Study text
The ability of Nrp1 and Nrp2 to selectively sequester AP-VEGF-A from Nrp1 adsorbed on affinity plates was assessed. The amount of retained AP-VEGF-A was measured and the Nrp concentration recorded where half-inhibition was achieved. Nrp1 inhibited the binding of VEGF-A with an IC₅₀ = 1.8 µM (black line). Inhibition by Nrp2 was seen only at the highest concentration of protein attainable with an estimated IC₅₀≈310 µM (grey line). Experiments were performed in triplicate and reported as the mean ±1 S.D.

Figure 2. Nrp1 residues mediate specific VEGF-A binding.

(A) Alignment of orthologous Nrp1 and Nrp2 b1 domains shows conservation of residues critical for C-terminal arginine binding (marked with a *) but variability within regions surrounding the interloop cleft (orange: Nrp1:E285/Nrp2:R287 ; green: Nrp1∶299-TN-300/Nrp2∶301-DGR-303; blue: Nrp1∶304-ER-305/Nrp2∶307-QQ-308; purple: Nrp1∶350-KKK-352/Nrp2∶353-QNG-355). Below the alignment is a conservation histogram illustrating identity across the displayed sequences. (B) Surface representation of the Nrp b1 domain reveals that the direct VEGF-A binding region (gold) is closely associated with the selected regions (colored according to 2A) in three-dimensional space. (C) VEGF-A binding of Nrp1 mutants reveals loss of binding for each mutant protein compared to wild-type. Retained AP-Nrp1 binding is reported as the percent of retained wild-type AP-Nrp1. (D) Determination of the VEGF-A binding capacity of Nrp2 mutants reveals that three of the four Nrp2 chimeras show enhanced VEGF-A binding compared to wild-type. Retained AP-Nrp2 binding is reported as the percent of retained wild-type AP-Nrp2. Experiments were performed in triplicate and reported as the mean ±1 S.D.

Figure 3. Nrp^Chimera molecules exhibit reversed VEGF-A specificity.

(A) The secondary structure of WT Nrp and Nrp^Chimera was assessed by CD. The overlapping spectra of Nrp^Chimera with wild-type Nrp demonstrate that the incorporated mutations are not structurally deleterious. (B) Nrp1^Chimera (blue line) and Nrp2^Chimera (green line) were tested for their ability to selectively sequester AP-VEGF-A from Nrp1 adsorbed on affinity plates. The Nrp^Chimera molecules show reversed VEGF-A specificity with Nrp1^Chimera having a marked reduction in inhibitory potency (IC₅₀ = 62 µM) and Nrp2^Chimera exhibiting a significant gain in potency (IC₅₀ = 3.9 µM). Wild-type Nrp1 (black dotted line, IC₅₀ = 1.8 µM) and Nrp2 (grey dotted line, IC₅₀≈310 µM) are shown for comparison (data from Figure 1). Experiments were performed in triplicate and reported as the mean ±1 S.D.

Given data

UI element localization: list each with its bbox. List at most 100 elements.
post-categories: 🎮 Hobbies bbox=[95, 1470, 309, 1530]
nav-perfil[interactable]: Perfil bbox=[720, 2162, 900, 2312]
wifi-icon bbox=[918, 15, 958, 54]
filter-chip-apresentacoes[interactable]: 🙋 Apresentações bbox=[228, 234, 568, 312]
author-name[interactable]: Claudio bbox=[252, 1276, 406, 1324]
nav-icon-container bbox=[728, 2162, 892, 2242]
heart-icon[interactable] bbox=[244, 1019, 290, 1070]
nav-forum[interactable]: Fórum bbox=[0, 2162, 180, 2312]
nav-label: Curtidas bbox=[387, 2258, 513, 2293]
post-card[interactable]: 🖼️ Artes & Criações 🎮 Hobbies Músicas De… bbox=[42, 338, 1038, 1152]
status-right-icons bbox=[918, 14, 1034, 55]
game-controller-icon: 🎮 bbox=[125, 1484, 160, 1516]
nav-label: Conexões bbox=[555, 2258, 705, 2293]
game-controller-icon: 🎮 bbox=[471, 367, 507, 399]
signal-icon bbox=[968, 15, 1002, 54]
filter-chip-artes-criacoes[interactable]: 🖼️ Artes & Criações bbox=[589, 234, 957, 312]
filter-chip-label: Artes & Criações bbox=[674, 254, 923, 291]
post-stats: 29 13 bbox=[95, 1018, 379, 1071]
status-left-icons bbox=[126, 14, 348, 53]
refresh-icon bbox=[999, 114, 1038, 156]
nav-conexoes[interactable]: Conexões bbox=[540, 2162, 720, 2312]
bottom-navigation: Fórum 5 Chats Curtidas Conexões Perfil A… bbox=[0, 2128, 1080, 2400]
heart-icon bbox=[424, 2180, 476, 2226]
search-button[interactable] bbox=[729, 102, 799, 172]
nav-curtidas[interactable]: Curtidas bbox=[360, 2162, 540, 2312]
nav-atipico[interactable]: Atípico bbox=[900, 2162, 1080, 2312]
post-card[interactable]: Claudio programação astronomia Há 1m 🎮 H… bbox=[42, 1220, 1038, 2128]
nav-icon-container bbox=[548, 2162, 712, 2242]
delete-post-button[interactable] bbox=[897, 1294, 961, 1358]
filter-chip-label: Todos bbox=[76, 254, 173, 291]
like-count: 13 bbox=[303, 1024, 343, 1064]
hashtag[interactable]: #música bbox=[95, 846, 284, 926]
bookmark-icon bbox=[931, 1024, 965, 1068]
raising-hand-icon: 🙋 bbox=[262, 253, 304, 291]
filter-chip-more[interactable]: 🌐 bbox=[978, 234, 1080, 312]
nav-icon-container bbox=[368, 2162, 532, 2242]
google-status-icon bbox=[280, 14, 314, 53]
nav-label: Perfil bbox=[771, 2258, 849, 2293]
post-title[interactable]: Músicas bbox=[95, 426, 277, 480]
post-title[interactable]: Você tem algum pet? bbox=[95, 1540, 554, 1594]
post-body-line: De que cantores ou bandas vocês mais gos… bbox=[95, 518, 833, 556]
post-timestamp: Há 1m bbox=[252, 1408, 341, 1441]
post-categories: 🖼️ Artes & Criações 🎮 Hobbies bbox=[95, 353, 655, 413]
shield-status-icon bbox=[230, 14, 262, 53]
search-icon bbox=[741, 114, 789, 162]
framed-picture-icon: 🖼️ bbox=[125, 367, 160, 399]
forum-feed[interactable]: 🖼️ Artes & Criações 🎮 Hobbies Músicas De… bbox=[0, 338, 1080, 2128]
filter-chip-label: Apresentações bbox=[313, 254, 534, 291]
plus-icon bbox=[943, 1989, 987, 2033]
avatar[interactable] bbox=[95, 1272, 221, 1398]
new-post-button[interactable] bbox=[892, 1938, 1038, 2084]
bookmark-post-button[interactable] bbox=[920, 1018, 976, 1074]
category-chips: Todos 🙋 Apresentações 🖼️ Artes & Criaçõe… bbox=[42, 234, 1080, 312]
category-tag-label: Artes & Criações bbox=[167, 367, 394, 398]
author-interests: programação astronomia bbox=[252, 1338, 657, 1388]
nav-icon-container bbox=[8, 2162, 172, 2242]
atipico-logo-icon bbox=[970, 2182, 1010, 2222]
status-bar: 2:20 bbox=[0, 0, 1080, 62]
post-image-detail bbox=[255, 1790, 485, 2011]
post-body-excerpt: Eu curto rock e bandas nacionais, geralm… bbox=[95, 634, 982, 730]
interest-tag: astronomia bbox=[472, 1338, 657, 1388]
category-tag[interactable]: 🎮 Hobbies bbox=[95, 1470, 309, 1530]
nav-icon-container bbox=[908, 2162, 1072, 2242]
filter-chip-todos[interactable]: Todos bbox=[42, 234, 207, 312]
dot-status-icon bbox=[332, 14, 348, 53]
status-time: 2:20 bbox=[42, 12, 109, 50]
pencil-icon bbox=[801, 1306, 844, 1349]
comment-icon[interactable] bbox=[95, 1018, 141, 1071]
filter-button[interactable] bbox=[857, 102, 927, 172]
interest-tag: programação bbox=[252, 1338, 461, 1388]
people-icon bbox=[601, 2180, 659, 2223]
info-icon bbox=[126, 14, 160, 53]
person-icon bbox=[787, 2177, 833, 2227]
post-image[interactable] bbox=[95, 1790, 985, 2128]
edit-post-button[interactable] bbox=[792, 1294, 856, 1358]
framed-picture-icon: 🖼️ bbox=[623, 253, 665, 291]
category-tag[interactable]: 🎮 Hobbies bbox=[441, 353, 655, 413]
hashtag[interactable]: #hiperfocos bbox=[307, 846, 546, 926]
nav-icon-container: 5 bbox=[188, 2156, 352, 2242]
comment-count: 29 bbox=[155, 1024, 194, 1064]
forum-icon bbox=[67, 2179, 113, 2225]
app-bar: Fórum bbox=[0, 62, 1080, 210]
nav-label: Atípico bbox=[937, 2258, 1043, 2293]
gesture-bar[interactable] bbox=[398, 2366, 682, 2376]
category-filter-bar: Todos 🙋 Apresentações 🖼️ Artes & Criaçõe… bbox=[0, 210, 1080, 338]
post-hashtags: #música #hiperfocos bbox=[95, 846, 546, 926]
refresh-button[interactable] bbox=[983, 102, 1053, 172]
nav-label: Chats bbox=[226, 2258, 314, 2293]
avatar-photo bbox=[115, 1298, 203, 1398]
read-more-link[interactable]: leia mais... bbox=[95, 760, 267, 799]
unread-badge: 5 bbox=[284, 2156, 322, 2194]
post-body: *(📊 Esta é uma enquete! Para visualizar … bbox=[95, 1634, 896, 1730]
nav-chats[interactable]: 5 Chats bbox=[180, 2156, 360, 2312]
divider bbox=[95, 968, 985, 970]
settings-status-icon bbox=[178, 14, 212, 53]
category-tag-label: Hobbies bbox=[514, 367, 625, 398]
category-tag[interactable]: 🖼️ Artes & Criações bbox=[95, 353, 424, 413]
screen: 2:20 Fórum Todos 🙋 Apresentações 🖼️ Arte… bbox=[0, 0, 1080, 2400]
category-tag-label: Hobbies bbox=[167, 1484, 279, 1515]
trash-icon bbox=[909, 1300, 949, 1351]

What to do
Extend the figure legends on neuropilin binding of VEGF-A, picking up after their final sentence.

Answer box
Figure 4. Nrp inhibits Sema3F binding through interaction with the C-terminal basic domain.

(A) Nrp1 and Nrp2 dependent inhibition of AP-Sema3F binding to Nrp1 affinity plates was measured. Both Nrp homologues showed similar ability to compete for AP-Sema3F, with Nrp1 inhibiting with an IC₅₀ = 2.0 µM and Nrp2 with an IC₅₀ = 2.7 µM. (B) The ability of Nrp1 and Nrp2 to selectively sequester AP-Sema3F-Ig-basic from Nrp1 adsorbed on affinity plates was assessed. The amount of retained AP-Sema3F-Ig-basic was measured and the Nrp concentration recorded where half-inhibition was achieved. Nrp1 (black line) and Nrp2 (grey line) had similar ability for inhibiting Sema3F binding with IC₅₀ = 1.2 µM and IC₅₀ = 6.2 µM, respectively. (C) Two peptides corresponding to the C-terminal basic domain of Sema3A (C-furSema3A) and Sema3F (C-furSema3F) were analyzed for their ability to inhibit AP-VEGF-A binding to Nrp1 affinity plates. Both peptides potently inhibited binding with an IC₅₀ = 22 nM and 67 nM for C-furSema3F and C-furSema3A, respectively. Experiments were performed in triplicate and reported as the mean ±1 S.D.

Figure 5. Nrp2 and Nrp1^Chimera preferentially sequester Sema3F.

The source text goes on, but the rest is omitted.